** START OF TASK MATERIAL **

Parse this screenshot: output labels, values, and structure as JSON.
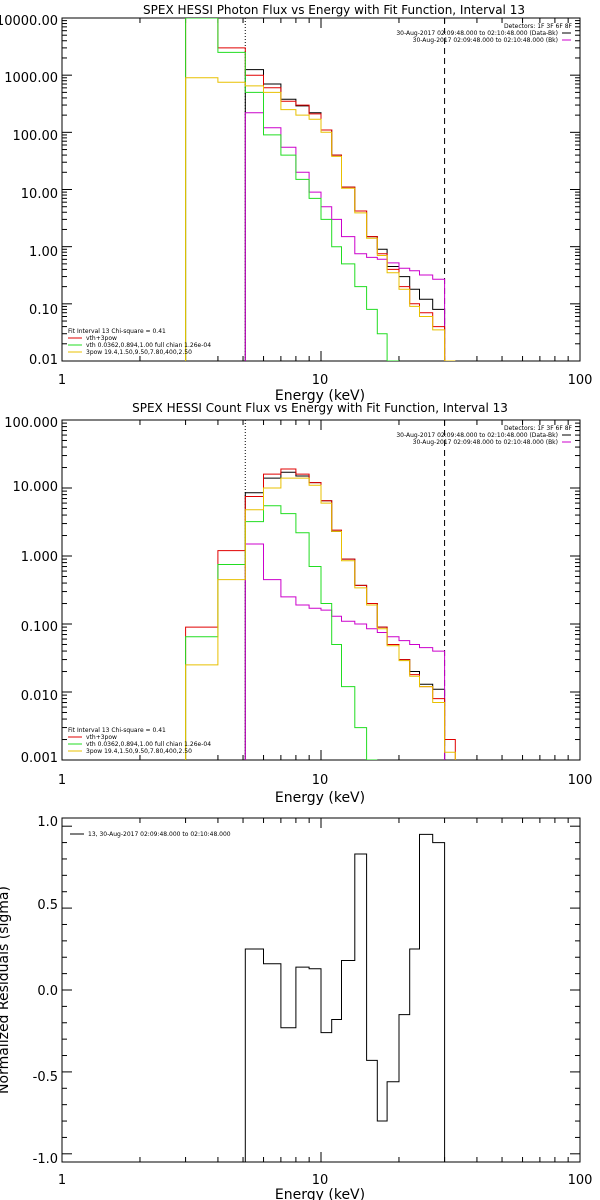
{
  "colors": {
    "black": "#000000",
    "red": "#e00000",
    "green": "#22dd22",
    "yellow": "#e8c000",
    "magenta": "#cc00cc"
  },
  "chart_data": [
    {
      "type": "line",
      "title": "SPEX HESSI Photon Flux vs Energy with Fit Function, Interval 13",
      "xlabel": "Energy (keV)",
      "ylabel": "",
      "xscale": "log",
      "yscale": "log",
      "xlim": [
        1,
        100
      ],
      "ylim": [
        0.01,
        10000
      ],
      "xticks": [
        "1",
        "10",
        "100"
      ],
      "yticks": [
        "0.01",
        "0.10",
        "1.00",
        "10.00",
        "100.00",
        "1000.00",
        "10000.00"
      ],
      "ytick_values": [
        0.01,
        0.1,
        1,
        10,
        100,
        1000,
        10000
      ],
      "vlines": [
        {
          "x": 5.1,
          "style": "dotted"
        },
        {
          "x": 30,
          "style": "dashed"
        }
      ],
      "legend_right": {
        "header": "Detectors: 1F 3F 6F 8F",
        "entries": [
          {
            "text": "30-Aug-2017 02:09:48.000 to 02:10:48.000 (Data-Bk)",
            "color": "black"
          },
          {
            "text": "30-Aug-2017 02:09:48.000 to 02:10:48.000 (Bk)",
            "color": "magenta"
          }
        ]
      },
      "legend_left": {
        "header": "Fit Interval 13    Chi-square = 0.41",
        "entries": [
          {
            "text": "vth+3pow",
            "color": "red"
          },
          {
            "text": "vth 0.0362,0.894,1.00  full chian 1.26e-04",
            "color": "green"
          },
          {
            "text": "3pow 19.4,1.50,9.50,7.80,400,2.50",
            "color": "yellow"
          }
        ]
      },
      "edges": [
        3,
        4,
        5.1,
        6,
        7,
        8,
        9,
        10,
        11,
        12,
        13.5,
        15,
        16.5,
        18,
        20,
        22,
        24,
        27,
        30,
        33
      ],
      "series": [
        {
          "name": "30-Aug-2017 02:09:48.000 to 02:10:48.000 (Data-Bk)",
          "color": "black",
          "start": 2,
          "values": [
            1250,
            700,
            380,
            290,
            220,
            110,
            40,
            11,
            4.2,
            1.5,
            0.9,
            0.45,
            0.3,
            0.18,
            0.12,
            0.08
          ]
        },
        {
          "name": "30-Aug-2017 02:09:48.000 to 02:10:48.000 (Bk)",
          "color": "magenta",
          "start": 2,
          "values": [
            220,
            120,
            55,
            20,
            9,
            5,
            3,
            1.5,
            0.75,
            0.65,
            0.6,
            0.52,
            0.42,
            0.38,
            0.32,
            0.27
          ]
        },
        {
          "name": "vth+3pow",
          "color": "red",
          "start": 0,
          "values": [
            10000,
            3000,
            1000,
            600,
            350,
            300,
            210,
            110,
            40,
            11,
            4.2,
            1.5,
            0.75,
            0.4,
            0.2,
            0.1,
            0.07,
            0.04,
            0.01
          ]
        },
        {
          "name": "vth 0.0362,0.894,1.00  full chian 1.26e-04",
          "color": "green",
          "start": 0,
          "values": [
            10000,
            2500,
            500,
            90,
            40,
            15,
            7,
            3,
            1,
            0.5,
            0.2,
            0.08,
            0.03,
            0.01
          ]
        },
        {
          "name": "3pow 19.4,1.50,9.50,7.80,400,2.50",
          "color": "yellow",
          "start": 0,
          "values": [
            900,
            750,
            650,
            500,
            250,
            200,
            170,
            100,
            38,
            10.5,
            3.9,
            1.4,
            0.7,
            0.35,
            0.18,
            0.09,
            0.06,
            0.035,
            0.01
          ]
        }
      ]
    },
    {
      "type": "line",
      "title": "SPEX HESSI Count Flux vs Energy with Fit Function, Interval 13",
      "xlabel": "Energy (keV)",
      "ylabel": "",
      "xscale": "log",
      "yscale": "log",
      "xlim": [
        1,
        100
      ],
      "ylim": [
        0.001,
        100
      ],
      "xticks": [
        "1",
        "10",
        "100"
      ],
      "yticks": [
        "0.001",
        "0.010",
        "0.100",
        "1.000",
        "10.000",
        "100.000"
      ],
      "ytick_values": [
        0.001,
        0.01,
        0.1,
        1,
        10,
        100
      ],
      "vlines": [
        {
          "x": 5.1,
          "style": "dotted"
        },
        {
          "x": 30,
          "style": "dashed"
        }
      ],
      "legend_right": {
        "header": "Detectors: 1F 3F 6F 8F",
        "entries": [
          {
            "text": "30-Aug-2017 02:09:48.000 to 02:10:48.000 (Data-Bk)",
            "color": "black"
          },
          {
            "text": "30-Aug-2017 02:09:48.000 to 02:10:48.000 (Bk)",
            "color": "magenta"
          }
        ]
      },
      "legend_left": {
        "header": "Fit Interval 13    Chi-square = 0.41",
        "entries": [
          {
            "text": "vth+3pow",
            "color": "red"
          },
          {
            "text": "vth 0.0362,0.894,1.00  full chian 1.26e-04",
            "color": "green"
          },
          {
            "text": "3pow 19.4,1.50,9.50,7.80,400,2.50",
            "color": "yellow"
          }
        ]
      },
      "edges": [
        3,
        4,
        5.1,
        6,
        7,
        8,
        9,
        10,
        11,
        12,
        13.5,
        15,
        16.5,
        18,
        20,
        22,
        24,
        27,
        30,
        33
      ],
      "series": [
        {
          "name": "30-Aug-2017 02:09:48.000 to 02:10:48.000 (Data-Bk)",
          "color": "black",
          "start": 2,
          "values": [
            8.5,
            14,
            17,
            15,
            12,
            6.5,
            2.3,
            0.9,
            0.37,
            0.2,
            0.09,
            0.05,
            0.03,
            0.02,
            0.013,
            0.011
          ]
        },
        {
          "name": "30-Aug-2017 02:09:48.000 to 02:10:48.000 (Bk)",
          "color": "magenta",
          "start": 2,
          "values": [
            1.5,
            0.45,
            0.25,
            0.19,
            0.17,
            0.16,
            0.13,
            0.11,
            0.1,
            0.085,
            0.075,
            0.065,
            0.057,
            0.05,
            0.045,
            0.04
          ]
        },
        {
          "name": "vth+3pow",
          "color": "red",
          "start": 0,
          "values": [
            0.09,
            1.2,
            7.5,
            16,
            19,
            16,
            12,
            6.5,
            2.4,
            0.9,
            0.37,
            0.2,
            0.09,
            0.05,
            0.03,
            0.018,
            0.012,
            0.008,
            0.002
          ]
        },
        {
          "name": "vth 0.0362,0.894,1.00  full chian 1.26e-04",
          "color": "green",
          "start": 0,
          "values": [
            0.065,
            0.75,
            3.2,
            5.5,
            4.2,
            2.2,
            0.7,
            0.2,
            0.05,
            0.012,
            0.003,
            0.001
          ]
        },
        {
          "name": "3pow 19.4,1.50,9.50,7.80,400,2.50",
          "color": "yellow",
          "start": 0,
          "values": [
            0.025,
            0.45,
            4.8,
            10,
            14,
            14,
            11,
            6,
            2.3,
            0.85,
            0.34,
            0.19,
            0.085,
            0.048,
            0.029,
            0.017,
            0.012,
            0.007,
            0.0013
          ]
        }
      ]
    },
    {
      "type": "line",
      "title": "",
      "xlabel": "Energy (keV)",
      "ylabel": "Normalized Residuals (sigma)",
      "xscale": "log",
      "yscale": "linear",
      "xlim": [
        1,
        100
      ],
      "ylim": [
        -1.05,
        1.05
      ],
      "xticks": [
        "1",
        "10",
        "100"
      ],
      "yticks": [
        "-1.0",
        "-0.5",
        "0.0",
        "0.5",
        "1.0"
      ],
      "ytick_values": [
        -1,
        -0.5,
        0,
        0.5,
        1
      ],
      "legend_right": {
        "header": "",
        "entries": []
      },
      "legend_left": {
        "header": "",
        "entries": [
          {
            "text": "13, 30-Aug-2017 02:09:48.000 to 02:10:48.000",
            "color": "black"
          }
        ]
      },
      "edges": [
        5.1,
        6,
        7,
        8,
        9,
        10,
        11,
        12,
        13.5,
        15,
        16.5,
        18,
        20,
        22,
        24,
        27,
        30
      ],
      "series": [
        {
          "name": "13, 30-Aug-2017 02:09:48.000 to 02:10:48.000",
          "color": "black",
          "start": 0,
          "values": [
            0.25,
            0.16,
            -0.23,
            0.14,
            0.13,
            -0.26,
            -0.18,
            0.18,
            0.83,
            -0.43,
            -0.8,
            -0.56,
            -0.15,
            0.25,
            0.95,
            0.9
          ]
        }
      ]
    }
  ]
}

** END OF TASK MATERIAL **
** START OF TASK MATERIAL **

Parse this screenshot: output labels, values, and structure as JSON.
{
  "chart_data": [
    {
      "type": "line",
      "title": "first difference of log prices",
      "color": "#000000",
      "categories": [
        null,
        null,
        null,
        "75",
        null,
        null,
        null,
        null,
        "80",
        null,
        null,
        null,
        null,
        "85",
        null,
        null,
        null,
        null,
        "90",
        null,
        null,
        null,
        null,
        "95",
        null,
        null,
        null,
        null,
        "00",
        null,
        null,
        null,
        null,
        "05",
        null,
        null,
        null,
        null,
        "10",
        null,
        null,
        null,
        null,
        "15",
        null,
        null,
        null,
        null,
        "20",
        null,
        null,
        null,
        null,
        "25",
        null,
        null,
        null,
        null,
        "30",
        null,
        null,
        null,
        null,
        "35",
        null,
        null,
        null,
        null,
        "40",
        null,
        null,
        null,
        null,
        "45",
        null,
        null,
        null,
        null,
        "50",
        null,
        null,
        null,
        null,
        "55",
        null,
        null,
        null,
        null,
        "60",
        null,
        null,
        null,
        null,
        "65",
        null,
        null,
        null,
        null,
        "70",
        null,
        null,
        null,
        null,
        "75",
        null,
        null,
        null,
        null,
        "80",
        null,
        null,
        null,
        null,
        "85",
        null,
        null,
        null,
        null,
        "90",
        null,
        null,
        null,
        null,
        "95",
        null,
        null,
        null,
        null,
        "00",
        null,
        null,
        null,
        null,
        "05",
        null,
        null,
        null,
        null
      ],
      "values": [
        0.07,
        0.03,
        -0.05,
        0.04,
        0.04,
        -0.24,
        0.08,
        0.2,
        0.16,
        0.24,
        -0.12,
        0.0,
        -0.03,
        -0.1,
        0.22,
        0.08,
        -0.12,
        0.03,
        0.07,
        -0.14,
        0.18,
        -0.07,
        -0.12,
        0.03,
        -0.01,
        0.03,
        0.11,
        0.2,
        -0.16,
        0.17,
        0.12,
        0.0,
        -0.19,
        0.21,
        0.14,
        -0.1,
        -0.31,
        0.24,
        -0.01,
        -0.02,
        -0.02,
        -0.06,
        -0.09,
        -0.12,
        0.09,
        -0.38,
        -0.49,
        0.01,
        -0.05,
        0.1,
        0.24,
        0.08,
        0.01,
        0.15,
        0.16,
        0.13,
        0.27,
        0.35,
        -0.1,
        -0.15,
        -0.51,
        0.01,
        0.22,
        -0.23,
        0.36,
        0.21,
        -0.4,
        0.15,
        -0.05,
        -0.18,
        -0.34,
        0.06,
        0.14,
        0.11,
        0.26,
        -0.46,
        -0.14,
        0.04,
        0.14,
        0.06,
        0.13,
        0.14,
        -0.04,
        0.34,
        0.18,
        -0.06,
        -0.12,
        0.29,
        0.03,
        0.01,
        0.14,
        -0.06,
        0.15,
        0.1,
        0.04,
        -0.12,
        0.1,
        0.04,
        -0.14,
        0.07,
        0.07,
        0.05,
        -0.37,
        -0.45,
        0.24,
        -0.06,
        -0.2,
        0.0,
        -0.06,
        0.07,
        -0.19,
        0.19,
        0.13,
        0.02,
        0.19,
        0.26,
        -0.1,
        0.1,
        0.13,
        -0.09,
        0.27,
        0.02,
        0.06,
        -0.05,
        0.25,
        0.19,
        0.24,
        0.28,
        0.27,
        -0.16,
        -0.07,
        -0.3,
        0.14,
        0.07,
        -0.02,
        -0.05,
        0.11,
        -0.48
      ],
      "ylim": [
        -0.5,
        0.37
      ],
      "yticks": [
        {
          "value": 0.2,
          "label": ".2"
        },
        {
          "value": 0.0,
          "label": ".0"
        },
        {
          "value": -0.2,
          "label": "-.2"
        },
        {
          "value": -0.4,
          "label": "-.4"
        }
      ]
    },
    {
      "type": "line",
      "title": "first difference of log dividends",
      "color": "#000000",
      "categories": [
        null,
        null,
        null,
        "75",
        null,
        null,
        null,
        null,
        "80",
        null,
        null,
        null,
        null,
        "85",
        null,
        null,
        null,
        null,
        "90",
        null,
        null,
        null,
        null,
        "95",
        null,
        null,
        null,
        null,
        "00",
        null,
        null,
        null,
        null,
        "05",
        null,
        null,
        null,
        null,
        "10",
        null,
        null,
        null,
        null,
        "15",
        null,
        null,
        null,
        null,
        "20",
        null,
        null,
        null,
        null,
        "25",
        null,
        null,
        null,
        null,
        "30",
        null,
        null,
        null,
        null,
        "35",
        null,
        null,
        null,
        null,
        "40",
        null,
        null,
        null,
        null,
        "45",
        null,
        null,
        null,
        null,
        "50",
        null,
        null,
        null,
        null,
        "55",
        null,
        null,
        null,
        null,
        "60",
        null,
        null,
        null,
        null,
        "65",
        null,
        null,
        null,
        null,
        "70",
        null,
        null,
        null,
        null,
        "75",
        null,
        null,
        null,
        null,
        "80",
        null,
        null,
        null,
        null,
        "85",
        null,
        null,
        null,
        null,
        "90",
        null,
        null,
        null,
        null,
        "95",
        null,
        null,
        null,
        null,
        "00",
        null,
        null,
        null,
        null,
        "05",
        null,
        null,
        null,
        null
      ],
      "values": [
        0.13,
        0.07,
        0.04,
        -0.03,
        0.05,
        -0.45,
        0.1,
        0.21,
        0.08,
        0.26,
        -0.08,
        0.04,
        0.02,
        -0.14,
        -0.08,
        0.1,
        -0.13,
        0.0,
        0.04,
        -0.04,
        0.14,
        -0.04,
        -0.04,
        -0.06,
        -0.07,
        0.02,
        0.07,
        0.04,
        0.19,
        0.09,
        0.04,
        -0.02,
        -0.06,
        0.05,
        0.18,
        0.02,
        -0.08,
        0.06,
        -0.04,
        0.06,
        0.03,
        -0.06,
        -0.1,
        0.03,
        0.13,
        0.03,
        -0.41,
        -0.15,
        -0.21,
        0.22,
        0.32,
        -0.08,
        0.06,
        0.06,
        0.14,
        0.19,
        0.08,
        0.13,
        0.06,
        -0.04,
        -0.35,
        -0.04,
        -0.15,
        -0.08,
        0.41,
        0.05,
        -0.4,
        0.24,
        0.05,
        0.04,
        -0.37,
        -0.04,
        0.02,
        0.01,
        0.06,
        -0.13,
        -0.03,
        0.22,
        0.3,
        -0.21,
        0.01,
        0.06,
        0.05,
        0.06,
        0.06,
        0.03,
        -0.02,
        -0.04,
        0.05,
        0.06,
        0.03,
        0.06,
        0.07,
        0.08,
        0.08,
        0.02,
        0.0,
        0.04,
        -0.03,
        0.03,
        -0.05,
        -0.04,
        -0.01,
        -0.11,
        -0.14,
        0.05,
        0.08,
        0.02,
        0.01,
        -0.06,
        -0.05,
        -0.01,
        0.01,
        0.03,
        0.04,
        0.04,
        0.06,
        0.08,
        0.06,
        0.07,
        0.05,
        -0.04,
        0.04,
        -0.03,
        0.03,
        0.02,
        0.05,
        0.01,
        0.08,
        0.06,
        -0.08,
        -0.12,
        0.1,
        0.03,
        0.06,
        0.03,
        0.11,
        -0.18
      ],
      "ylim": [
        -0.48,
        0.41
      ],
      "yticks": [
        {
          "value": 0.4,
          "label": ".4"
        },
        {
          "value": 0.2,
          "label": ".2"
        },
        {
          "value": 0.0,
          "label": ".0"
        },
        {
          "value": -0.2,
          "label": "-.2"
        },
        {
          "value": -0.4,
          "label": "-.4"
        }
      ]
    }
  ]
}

** END OF TASK MATERIAL **

_OBJECTIVE_
Using the entries above, return each line in which the word "with" occurs.

_EXERCISE ANSWER_
      "title": "SPEX HESSI Photon Flux vs Energy with Fit Function, Interval 13",
      "title": "SPEX HESSI Count Flux vs Energy with Fit Function, Interval 13",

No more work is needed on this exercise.